* Begin The input *

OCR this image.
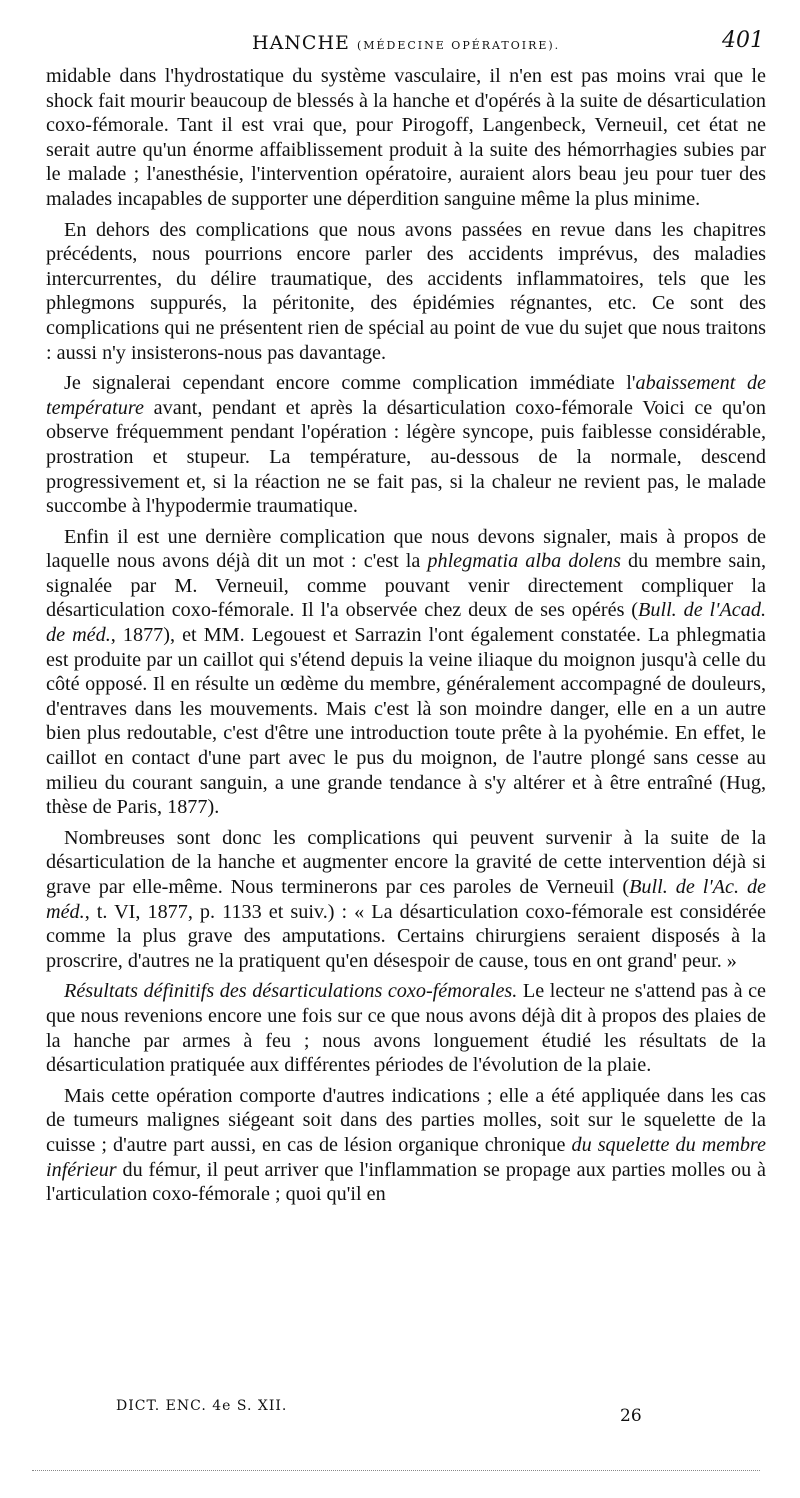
HANCHE (MÉDECINE OPÉRATOIRE).	401

midable dans l'hydrostatique du système vasculaire, il n'en est pas moins vrai que le shock fait mourir beaucoup de blessés à la hanche et d'opérés à la suite de désarticulation coxo-fémorale. Tant il est vrai que, pour Pirogoff, Langenbeck, Verneuil, cet état ne serait autre qu'un énorme affaiblissement produit à la suite des hémorrhagies subies par le malade ; l'anesthésie, l'intervention opératoire, auraient alors beau jeu pour tuer des malades incapables de supporter une déperdition sanguine même la plus minime.

En dehors des complications que nous avons passées en revue dans les chapitres précédents, nous pourrions encore parler des accidents imprévus, des maladies intercurrentes, du délire traumatique, des accidents inflammatoires, tels que les phlegmons suppurés, la péritonite, des épidémies régnantes, etc. Ce sont des complications qui ne présentent rien de spécial au point de vue du sujet que nous traitons : aussi n'y insisterons-nous pas davantage.

Je signalerai cependant encore comme complication immédiate l'abaissement de température avant, pendant et après la désarticulation coxo-fémorale Voici ce qu'on observe fréquemment pendant l'opération : légère syncope, puis faiblesse considérable, prostration et stupeur. La température, au-dessous de la normale, descend progressivement et, si la réaction ne se fait pas, si la chaleur ne revient pas, le malade succombe à l'hypodermie traumatique.

Enfin il est une dernière complication que nous devons signaler, mais à propos de laquelle nous avons déjà dit un mot : c'est la phlegmatia alba dolens du membre sain, signalée par M. Verneuil, comme pouvant venir directement compliquer la désarticulation coxo-fémorale. Il l'a observée chez deux de ses opérés (Bull. de l'Acad. de méd., 1877), et MM. Legouest et Sarrazin l'ont également constatée. La phlegmatia est produite par un caillot qui s'étend depuis la veine iliaque du moignon jusqu'à celle du côté opposé. Il en résulte un œdème du membre, généralement accompagné de douleurs, d'entraves dans les mouvements. Mais c'est là son moindre danger, elle en a un autre bien plus redoutable, c'est d'être une introduction toute prête à la pyohémie. En effet, le caillot en contact d'une part avec le pus du moignon, de l'autre plongé sans cesse au milieu du courant sanguin, a une grande tendance à s'y altérer et à être entraîné (Hug, thèse de Paris, 1877).

Nombreuses sont donc les complications qui peuvent survenir à la suite de la désarticulation de la hanche et augmenter encore la gravité de cette intervention déjà si grave par elle-même. Nous terminerons par ces paroles de Verneuil (Bull. de l'Ac. de méd., t. VI, 1877, p. 1133 et suiv.) : « La désarticulation coxo-fémorale est considérée comme la plus grave des amputations. Certains chirurgiens seraient disposés à la proscrire, d'autres ne la pratiquent qu'en désespoir de cause, tous en ont grand' peur. »

Résultats définitifs des désarticulations coxo-fémorales. Le lecteur ne s'attend pas à ce que nous revenions encore une fois sur ce que nous avons déjà dit à propos des plaies de la hanche par armes à feu ; nous avons longuement étudié les résultats de la désarticulation pratiquée aux différentes périodes de l'évolution de la plaie.

Mais cette opération comporte d'autres indications ; elle a été appliquée dans les cas de tumeurs malignes siégeant soit dans des parties molles, soit sur le squelette de la cuisse ; d'autre part aussi, en cas de lésion organique chronique du squelette du membre inférieur du fémur, il peut arriver que l'inflammation se propage aux parties molles ou à l'articulation coxo-fémorale ; quoi qu'il en

DICT. ENC. 4e S. XII.	26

* End The input *

Copy every record above exactly, leaving out the pictures.

- _Solution_:
OCR this image.
HANCHE (MÉDECINE OPÉRATOIRE).	401

midable dans l'hydrostatique du système vasculaire, il n'en est pas moins vrai que le shock fait mourir beaucoup de blessés à la hanche et d'opérés à la suite de désarticulation coxo-fémorale. Tant il est vrai que, pour Pirogoff, Langenbeck, Verneuil, cet état ne serait autre qu'un énorme affaiblissement produit à la suite des hémorrhagies subies par le malade ; l'anesthésie, l'intervention opératoire, auraient alors beau jeu pour tuer des malades incapables de supporter une déperdition sanguine même la plus minime.

En dehors des complications que nous avons passées en revue dans les chapitres précédents, nous pourrions encore parler des accidents imprévus, des maladies intercurrentes, du délire traumatique, des accidents inflammatoires, tels que les phlegmons suppurés, la péritonite, des épidémies régnantes, etc. Ce sont des complications qui ne présentent rien de spécial au point de vue du sujet que nous traitons : aussi n'y insisterons-nous pas davantage.

Je signalerai cependant encore comme complication immédiate l'abaissement de température avant, pendant et après la désarticulation coxo-fémorale Voici ce qu'on observe fréquemment pendant l'opération : légère syncope, puis faiblesse considérable, prostration et stupeur. La température, au-dessous de la normale, descend progressivement et, si la réaction ne se fait pas, si la chaleur ne revient pas, le malade succombe à l'hypodermie traumatique.

Enfin il est une dernière complication que nous devons signaler, mais à propos de laquelle nous avons déjà dit un mot : c'est la phlegmatia alba dolens du membre sain, signalée par M. Verneuil, comme pouvant venir directement compliquer la désarticulation coxo-fémorale. Il l'a observée chez deux de ses opérés (Bull. de l'Acad. de méd., 1877), et MM. Legouest et Sarrazin l'ont également constatée. La phlegmatia est produite par un caillot qui s'étend depuis la veine iliaque du moignon jusqu'à celle du côté opposé. Il en résulte un œdème du membre, généralement accompagné de douleurs, d'entraves dans les mouvements. Mais c'est là son moindre danger, elle en a un autre bien plus redoutable, c'est d'être une introduction toute prête à la pyohémie. En effet, le caillot en contact d'une part avec le pus du moignon, de l'autre plongé sans cesse au milieu du courant sanguin, a une grande tendance à s'y altérer et à être entraîné (Hug, thèse de Paris, 1877).

Nombreuses sont donc les complications qui peuvent survenir à la suite de la désarticulation de la hanche et augmenter encore la gravité de cette intervention déjà si grave par elle-même. Nous terminerons par ces paroles de Verneuil (Bull. de l'Ac. de méd., t. VI, 1877, p. 1133 et suiv.) : « La désarticulation coxo-fémorale est considérée comme la plus grave des amputations. Certains chirurgiens seraient disposés à la proscrire, d'autres ne la pratiquent qu'en désespoir de cause, tous en ont grand' peur. »

Résultats définitifs des désarticulations coxo-fémorales. Le lecteur ne s'attend pas à ce que nous revenions encore une fois sur ce que nous avons déjà dit à propos des plaies de la hanche par armes à feu ; nous avons longuement étudié les résultats de la désarticulation pratiquée aux différentes périodes de l'évolution de la plaie.

Mais cette opération comporte d'autres indications ; elle a été appliquée dans les cas de tumeurs malignes siégeant soit dans des parties molles, soit sur le squelette de la cuisse ; d'autre part aussi, en cas de lésion organique chronique du squelette du membre inférieur du fémur, il peut arriver que l'inflammation se propage aux parties molles ou à l'articulation coxo-fémorale ; quoi qu'il en

DICT. ENC. 4e S. XII.	26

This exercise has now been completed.